[Begin Data excerpts]

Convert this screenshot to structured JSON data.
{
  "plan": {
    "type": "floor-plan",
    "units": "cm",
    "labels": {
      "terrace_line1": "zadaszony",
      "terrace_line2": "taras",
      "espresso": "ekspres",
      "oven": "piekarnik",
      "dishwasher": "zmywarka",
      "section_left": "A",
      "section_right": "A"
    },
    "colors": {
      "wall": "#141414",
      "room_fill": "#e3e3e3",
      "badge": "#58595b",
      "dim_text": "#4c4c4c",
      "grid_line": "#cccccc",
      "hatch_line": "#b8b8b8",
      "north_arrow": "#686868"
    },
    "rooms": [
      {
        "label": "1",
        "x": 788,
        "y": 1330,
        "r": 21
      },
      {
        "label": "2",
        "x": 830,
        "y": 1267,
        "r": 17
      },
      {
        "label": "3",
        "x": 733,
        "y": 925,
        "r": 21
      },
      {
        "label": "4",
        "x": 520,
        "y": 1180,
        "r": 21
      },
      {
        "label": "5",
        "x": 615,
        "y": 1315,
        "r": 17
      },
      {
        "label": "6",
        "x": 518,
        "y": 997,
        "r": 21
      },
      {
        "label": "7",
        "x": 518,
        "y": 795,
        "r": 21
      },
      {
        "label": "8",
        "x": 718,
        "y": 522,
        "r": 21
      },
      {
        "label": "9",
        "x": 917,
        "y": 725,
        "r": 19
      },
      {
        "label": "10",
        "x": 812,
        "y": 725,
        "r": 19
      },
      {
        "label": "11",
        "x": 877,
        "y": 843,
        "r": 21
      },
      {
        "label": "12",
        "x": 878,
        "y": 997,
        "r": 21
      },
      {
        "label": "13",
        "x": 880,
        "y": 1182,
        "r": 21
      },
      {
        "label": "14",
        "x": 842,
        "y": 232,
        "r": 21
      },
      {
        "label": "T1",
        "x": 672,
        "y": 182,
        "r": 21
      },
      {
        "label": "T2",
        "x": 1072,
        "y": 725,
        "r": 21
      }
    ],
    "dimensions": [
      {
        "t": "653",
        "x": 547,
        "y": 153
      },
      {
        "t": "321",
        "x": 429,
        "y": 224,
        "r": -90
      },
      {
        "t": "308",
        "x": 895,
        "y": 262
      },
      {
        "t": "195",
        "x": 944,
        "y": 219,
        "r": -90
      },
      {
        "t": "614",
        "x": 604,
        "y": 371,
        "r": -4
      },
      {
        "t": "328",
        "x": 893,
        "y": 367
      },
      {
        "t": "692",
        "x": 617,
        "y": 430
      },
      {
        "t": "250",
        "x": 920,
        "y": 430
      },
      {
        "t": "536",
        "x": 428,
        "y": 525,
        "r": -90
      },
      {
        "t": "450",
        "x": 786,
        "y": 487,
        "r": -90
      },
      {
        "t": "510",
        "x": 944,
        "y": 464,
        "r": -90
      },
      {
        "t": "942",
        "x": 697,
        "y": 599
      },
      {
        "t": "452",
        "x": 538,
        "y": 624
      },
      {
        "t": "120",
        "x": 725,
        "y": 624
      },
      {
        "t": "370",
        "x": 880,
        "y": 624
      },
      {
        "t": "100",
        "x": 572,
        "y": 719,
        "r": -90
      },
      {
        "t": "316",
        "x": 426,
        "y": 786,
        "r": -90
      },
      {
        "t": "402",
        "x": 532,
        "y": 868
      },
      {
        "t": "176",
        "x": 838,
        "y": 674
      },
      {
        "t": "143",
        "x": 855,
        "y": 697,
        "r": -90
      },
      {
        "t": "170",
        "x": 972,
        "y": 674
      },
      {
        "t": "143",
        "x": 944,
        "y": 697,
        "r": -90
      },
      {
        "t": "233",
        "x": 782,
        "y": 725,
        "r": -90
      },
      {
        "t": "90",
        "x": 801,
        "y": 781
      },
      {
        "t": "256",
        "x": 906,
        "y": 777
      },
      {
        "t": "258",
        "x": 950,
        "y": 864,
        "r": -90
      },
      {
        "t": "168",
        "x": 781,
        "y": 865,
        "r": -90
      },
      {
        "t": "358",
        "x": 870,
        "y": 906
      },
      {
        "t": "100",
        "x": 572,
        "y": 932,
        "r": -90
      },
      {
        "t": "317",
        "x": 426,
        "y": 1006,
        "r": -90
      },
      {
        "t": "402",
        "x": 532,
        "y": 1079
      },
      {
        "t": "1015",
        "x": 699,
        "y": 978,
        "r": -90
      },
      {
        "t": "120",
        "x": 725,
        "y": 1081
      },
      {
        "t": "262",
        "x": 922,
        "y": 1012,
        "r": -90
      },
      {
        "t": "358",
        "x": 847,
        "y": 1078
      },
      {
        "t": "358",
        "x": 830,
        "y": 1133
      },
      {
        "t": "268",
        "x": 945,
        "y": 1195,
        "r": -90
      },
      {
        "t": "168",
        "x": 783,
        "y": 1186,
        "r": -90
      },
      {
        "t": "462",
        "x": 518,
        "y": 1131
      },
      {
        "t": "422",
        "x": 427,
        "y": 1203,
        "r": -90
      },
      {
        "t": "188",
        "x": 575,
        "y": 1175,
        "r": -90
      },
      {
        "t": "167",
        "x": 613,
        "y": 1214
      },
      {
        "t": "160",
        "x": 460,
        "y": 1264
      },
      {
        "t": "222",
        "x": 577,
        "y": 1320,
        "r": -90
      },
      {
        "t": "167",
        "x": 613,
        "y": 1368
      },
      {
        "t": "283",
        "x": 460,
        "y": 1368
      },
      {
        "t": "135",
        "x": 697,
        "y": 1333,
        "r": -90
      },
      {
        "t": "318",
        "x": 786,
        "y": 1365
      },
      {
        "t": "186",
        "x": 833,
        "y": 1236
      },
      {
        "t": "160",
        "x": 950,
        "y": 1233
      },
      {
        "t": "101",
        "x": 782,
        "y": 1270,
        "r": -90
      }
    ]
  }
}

[End Data excerpts]

The exercise: Print all of the entries exactly as they are written.

Exercise output:
Convert this screenshot to structured JSON data.
{
  "plan": {
    "type": "floor-plan",
    "units": "cm",
    "labels": {
      "terrace_line1": "zadaszony",
      "terrace_line2": "taras",
      "espresso": "ekspres",
      "oven": "piekarnik",
      "dishwasher": "zmywarka",
      "section_left": "A",
      "section_right": "A"
    },
    "colors": {
      "wall": "#141414",
      "room_fill": "#e3e3e3",
      "badge": "#58595b",
      "dim_text": "#4c4c4c",
      "grid_line": "#cccccc",
      "hatch_line": "#b8b8b8",
      "north_arrow": "#686868"
    },
    "rooms": [
      {
        "label": "1",
        "x": 788,
        "y": 1330,
        "r": 21
      },
      {
        "label": "2",
        "x": 830,
        "y": 1267,
        "r": 17
      },
      {
        "label": "3",
        "x": 733,
        "y": 925,
        "r": 21
      },
      {
        "label": "4",
        "x": 520,
        "y": 1180,
        "r": 21
      },
      {
        "label": "5",
        "x": 615,
        "y": 1315,
        "r": 17
      },
      {
        "label": "6",
        "x": 518,
        "y": 997,
        "r": 21
      },
      {
        "label": "7",
        "x": 518,
        "y": 795,
        "r": 21
      },
      {
        "label": "8",
        "x": 718,
        "y": 522,
        "r": 21
      },
      {
        "label": "9",
        "x": 917,
        "y": 725,
        "r": 19
      },
      {
        "label": "10",
        "x": 812,
        "y": 725,
        "r": 19
      },
      {
        "label": "11",
        "x": 877,
        "y": 843,
        "r": 21
      },
      {
        "label": "12",
        "x": 878,
        "y": 997,
        "r": 21
      },
      {
        "label": "13",
        "x": 880,
        "y": 1182,
        "r": 21
      },
      {
        "label": "14",
        "x": 842,
        "y": 232,
        "r": 21
      },
      {
        "label": "T1",
        "x": 672,
        "y": 182,
        "r": 21
      },
      {
        "label": "T2",
        "x": 1072,
        "y": 725,
        "r": 21
      }
    ],
    "dimensions": [
      {
        "t": "653",
        "x": 547,
        "y": 153
      },
      {
        "t": "321",
        "x": 429,
        "y": 224,
        "r": -90
      },
      {
        "t": "308",
        "x": 895,
        "y": 262
      },
      {
        "t": "195",
        "x": 944,
        "y": 219,
        "r": -90
      },
      {
        "t": "614",
        "x": 604,
        "y": 371,
        "r": -4
      },
      {
        "t": "328",
        "x": 893,
        "y": 367
      },
      {
        "t": "692",
        "x": 617,
        "y": 430
      },
      {
        "t": "250",
        "x": 920,
        "y": 430
      },
      {
        "t": "536",
        "x": 428,
        "y": 525,
        "r": -90
      },
      {
        "t": "450",
        "x": 786,
        "y": 487,
        "r": -90
      },
      {
        "t": "510",
        "x": 944,
        "y": 464,
        "r": -90
      },
      {
        "t": "942",
        "x": 697,
        "y": 599
      },
      {
        "t": "452",
        "x": 538,
        "y": 624
      },
      {
        "t": "120",
        "x": 725,
        "y": 624
      },
      {
        "t": "370",
        "x": 880,
        "y": 624
      },
      {
        "t": "100",
        "x": 572,
        "y": 719,
        "r": -90
      },
      {
        "t": "316",
        "x": 426,
        "y": 786,
        "r": -90
      },
      {
        "t": "402",
        "x": 532,
        "y": 868
      },
      {
        "t": "176",
        "x": 838,
        "y": 674
      },
      {
        "t": "143",
        "x": 855,
        "y": 697,
        "r": -90
      },
      {
        "t": "170",
        "x": 972,
        "y": 674
      },
      {
        "t": "143",
        "x": 944,
        "y": 697,
        "r": -90
      },
      {
        "t": "233",
        "x": 782,
        "y": 725,
        "r": -90
      },
      {
        "t": "90",
        "x": 801,
        "y": 781
      },
      {
        "t": "256",
        "x": 906,
        "y": 777
      },
      {
        "t": "258",
        "x": 950,
        "y": 864,
        "r": -90
      },
      {
        "t": "168",
        "x": 781,
        "y": 865,
        "r": -90
      },
      {
        "t": "358",
        "x": 870,
        "y": 906
      },
      {
        "t": "100",
        "x": 572,
        "y": 932,
        "r": -90
      },
      {
        "t": "317",
        "x": 426,
        "y": 1006,
        "r": -90
      },
      {
        "t": "402",
        "x": 532,
        "y": 1079
      },
      {
        "t": "1015",
        "x": 699,
        "y": 978,
        "r": -90
      },
      {
        "t": "120",
        "x": 725,
        "y": 1081
      },
      {
        "t": "262",
        "x": 922,
        "y": 1012,
        "r": -90
      },
      {
        "t": "358",
        "x": 847,
        "y": 1078
      },
      {
        "t": "358",
        "x": 830,
        "y": 1133
      },
      {
        "t": "268",
        "x": 945,
        "y": 1195,
        "r": -90
      },
      {
        "t": "168",
        "x": 783,
        "y": 1186,
        "r": -90
      },
      {
        "t": "462",
        "x": 518,
        "y": 1131
      },
      {
        "t": "422",
        "x": 427,
        "y": 1203,
        "r": -90
      },
      {
        "t": "188",
        "x": 575,
        "y": 1175,
        "r": -90
      },
      {
        "t": "167",
        "x": 613,
        "y": 1214
      },
      {
        "t": "160",
        "x": 460,
        "y": 1264
      },
      {
        "t": "222",
        "x": 577,
        "y": 1320,
        "r": -90
      },
      {
        "t": "167",
        "x": 613,
        "y": 1368
      },
      {
        "t": "283",
        "x": 460,
        "y": 1368
      },
      {
        "t": "135",
        "x": 697,
        "y": 1333,
        "r": -90
      },
      {
        "t": "318",
        "x": 786,
        "y": 1365
      },
      {
        "t": "186",
        "x": 833,
        "y": 1236
      },
      {
        "t": "160",
        "x": 950,
        "y": 1233
      },
      {
        "t": "101",
        "x": 782,
        "y": 1270,
        "r": -90
      }
    ]
  }
}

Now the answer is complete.